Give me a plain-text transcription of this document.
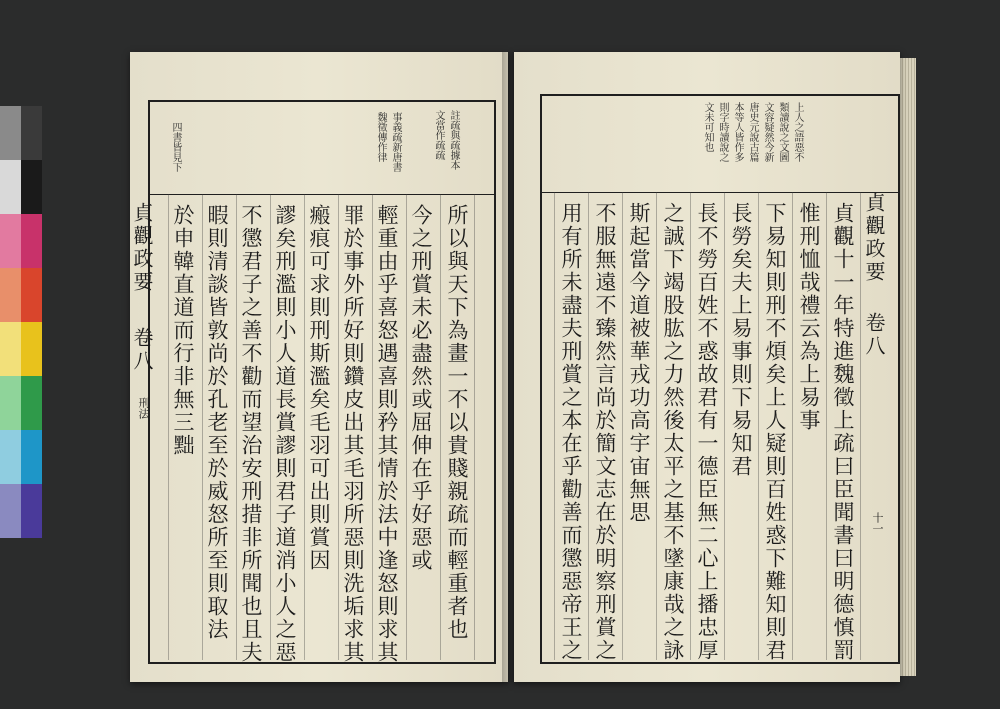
註疏與疏據本
文當作疏疏
事義疏新唐書
魏徵傳作律
四書皆見下
所以與天下為畫一不以貴賤親疏而輕重者也
今之刑賞未必盡然或屈伸在乎好惡或
輕重由乎喜怒遇喜則矜其情於法中逢怒則求其
罪於事外所好則鑽皮出其毛羽所惡則洗垢求其
瘢痕可求則刑斯濫矣毛羽可出則賞因
謬矣刑濫則小人道長賞謬則君子道消小人之惡
不懲君子之善不勸而望治安刑措非所聞也且夫
暇則清談皆敦尚於孔老至於威怒所至則取法
於申韓直道而行非無三黜
貞觀政要
卷八
刑法
上人之語惡不
類讀說之文圖
文容疑然今新
唐史元說古篇
本等人皆作多
則字時讀說之
文未可知也
貞觀政要
卷八
十一
貞觀十一年特進魏徵上疏曰臣聞書曰明德慎罰
惟刑恤哉禮云為上易事
下易知則刑不煩矣上人疑則百姓惑下難知則君
長勞矣夫上易事則下易知君
長不勞百姓不惑故君有一德臣無二心上播忠厚
之誠下竭股肱之力然後太平之基不墜康哉之詠
斯起當今道被華戎功高宇宙無思
不服無遠不臻然言尚於簡文志在於明察刑賞之
用有所未盡夫刑賞之本在乎勸善而懲惡帝王之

::::::::::

What the task asks: Without the pictures, repeat the listing above exactly.

Solution for this task:
Give me a plain-text transcription of this document.
註疏與疏據本
文當作疏疏
事義疏新唐書
魏徵傳作律
四書皆見下
所以與天下為畫一不以貴賤親疏而輕重者也
今之刑賞未必盡然或屈伸在乎好惡或
輕重由乎喜怒遇喜則矜其情於法中逢怒則求其
罪於事外所好則鑽皮出其毛羽所惡則洗垢求其
瘢痕可求則刑斯濫矣毛羽可出則賞因
謬矣刑濫則小人道長賞謬則君子道消小人之惡
不懲君子之善不勸而望治安刑措非所聞也且夫
暇則清談皆敦尚於孔老至於威怒所至則取法
於申韓直道而行非無三黜
貞觀政要
卷八
刑法
上人之語惡不
類讀說之文圖
文容疑然今新
唐史元說古篇
本等人皆作多
則字時讀說之
文未可知也
貞觀政要
卷八
十一
貞觀十一年特進魏徵上疏曰臣聞書曰明德慎罰
惟刑恤哉禮云為上易事
下易知則刑不煩矣上人疑則百姓惑下難知則君
長勞矣夫上易事則下易知君
長不勞百姓不惑故君有一德臣無二心上播忠厚
之誠下竭股肱之力然後太平之基不墜康哉之詠
斯起當今道被華戎功高宇宙無思
不服無遠不臻然言尚於簡文志在於明察刑賞之
用有所未盡夫刑賞之本在乎勸善而懲惡帝王之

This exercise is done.